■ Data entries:

::::::::::

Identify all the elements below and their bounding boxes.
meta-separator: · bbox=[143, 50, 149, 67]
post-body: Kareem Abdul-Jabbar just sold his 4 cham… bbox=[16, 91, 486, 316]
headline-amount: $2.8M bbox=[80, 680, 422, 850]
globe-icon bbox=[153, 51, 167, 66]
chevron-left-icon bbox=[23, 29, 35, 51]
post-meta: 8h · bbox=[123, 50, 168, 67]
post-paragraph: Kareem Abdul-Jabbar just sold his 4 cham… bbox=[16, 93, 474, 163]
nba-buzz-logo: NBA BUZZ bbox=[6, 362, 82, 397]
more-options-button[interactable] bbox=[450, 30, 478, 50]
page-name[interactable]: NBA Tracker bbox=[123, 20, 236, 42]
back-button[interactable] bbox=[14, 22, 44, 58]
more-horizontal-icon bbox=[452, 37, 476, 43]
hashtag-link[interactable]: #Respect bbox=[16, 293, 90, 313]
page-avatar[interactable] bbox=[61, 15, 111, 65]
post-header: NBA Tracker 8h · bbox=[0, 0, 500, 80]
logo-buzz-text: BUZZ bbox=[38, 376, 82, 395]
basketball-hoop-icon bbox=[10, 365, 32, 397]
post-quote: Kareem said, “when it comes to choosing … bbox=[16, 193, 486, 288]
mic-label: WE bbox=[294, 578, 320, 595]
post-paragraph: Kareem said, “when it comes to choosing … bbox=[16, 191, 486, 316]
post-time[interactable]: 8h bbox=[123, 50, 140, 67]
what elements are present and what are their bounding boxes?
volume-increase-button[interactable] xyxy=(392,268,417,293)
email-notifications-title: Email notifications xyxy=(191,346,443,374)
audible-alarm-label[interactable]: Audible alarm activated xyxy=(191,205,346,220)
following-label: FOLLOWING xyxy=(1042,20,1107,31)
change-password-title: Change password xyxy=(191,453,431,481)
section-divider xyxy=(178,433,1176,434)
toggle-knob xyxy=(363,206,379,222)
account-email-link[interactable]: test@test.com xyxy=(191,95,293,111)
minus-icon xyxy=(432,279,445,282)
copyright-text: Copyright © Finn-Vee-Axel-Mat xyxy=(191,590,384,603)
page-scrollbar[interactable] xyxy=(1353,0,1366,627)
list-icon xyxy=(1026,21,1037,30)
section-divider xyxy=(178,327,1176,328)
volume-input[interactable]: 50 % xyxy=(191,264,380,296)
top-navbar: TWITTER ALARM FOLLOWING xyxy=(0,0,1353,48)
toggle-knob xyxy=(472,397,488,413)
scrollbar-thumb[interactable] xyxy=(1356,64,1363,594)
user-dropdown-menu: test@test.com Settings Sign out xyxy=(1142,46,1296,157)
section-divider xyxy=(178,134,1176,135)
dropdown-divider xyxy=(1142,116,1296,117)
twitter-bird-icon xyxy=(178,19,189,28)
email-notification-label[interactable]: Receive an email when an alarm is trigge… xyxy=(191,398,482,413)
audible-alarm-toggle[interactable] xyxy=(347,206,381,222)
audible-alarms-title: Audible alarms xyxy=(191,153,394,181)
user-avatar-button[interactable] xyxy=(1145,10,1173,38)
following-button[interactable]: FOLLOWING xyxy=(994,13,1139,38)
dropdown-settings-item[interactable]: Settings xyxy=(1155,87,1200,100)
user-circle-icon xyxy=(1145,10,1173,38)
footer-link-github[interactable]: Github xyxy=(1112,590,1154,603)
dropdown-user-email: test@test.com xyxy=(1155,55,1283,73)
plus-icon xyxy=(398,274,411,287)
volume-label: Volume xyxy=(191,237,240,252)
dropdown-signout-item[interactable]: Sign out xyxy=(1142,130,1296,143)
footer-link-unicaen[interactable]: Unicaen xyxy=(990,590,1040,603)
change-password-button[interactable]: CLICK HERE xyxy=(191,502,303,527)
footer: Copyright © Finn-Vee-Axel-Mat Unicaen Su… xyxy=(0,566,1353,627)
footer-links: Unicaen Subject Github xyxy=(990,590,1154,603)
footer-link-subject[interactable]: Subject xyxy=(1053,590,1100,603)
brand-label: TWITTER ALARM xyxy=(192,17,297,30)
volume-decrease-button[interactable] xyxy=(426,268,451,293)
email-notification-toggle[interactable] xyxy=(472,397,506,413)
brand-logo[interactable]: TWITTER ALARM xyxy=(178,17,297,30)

::::::::::

■ Your goal:
Copy every line of the items above word for word.

■ Answer to this task:
Identify all the elements below and their bounding boxes.
meta-separator: · bbox=[143, 50, 149, 67]
post-body: Kareem Abdul-Jabbar just sold his 4 cham… bbox=[16, 91, 486, 316]
headline-amount: $2.8M bbox=[80, 680, 422, 850]
globe-icon bbox=[153, 51, 167, 66]
chevron-left-icon bbox=[23, 29, 35, 51]
post-meta: 8h · bbox=[123, 50, 168, 67]
post-paragraph: Kareem Abdul-Jabbar just sold his 4 cham… bbox=[16, 93, 474, 163]
nba-buzz-logo: NBA BUZZ bbox=[6, 362, 82, 397]
more-options-button[interactable] bbox=[450, 30, 478, 50]
page-name[interactable]: NBA Tracker bbox=[123, 20, 236, 42]
back-button[interactable] bbox=[14, 22, 44, 58]
more-horizontal-icon bbox=[452, 37, 476, 43]
hashtag-link[interactable]: #Respect bbox=[16, 293, 90, 313]
page-avatar[interactable] bbox=[61, 15, 111, 65]
post-header: NBA Tracker 8h · bbox=[0, 0, 500, 80]
logo-buzz-text: BUZZ bbox=[38, 376, 82, 395]
basketball-hoop-icon bbox=[10, 365, 32, 397]
post-quote: Kareem said, “when it comes to choosing … bbox=[16, 193, 486, 288]
mic-label: WE bbox=[294, 578, 320, 595]
post-paragraph: Kareem said, “when it comes to choosing … bbox=[16, 191, 486, 316]
post-time[interactable]: 8h bbox=[123, 50, 140, 67]
what elements are present and what are their bounding boxes?
volume-increase-button[interactable] xyxy=(392,268,417,293)
email-notifications-title: Email notifications xyxy=(191,346,443,374)
audible-alarm-label[interactable]: Audible alarm activated xyxy=(191,205,346,220)
following-label: FOLLOWING xyxy=(1042,20,1107,31)
change-password-title: Change password xyxy=(191,453,431,481)
section-divider xyxy=(178,433,1176,434)
toggle-knob xyxy=(363,206,379,222)
account-email-link[interactable]: test@test.com xyxy=(191,95,293,111)
minus-icon xyxy=(432,279,445,282)
copyright-text: Copyright © Finn-Vee-Axel-Mat xyxy=(191,590,384,603)
page-scrollbar[interactable] xyxy=(1353,0,1366,627)
list-icon xyxy=(1026,21,1037,30)
section-divider xyxy=(178,327,1176,328)
volume-input[interactable]: 50 % xyxy=(191,264,380,296)
top-navbar: TWITTER ALARM FOLLOWING xyxy=(0,0,1353,48)
toggle-knob xyxy=(472,397,488,413)
scrollbar-thumb[interactable] xyxy=(1356,64,1363,594)
user-dropdown-menu: test@test.com Settings Sign out xyxy=(1142,46,1296,157)
section-divider xyxy=(178,134,1176,135)
dropdown-divider xyxy=(1142,116,1296,117)
twitter-bird-icon xyxy=(178,19,189,28)
email-notification-label[interactable]: Receive an email when an alarm is trigge… xyxy=(191,398,482,413)
audible-alarm-toggle[interactable] xyxy=(347,206,381,222)
audible-alarms-title: Audible alarms xyxy=(191,153,394,181)
user-avatar-button[interactable] xyxy=(1145,10,1173,38)
following-button[interactable]: FOLLOWING xyxy=(994,13,1139,38)
dropdown-settings-item[interactable]: Settings xyxy=(1155,87,1200,100)
user-circle-icon xyxy=(1145,10,1173,38)
footer-link-github[interactable]: Github xyxy=(1112,590,1154,603)
dropdown-user-email: test@test.com xyxy=(1155,55,1283,73)
plus-icon xyxy=(398,274,411,287)
volume-label: Volume xyxy=(191,237,240,252)
dropdown-signout-item[interactable]: Sign out xyxy=(1142,130,1296,143)
footer-link-unicaen[interactable]: Unicaen xyxy=(990,590,1040,603)
change-password-button[interactable]: CLICK HERE xyxy=(191,502,303,527)
footer: Copyright © Finn-Vee-Axel-Mat Unicaen Su… xyxy=(0,566,1353,627)
footer-links: Unicaen Subject Github xyxy=(990,590,1154,603)
footer-link-subject[interactable]: Subject xyxy=(1053,590,1100,603)
brand-label: TWITTER ALARM xyxy=(192,17,297,30)
volume-decrease-button[interactable] xyxy=(426,268,451,293)
email-notification-toggle[interactable] xyxy=(472,397,506,413)
brand-logo[interactable]: TWITTER ALARM xyxy=(178,17,297,30)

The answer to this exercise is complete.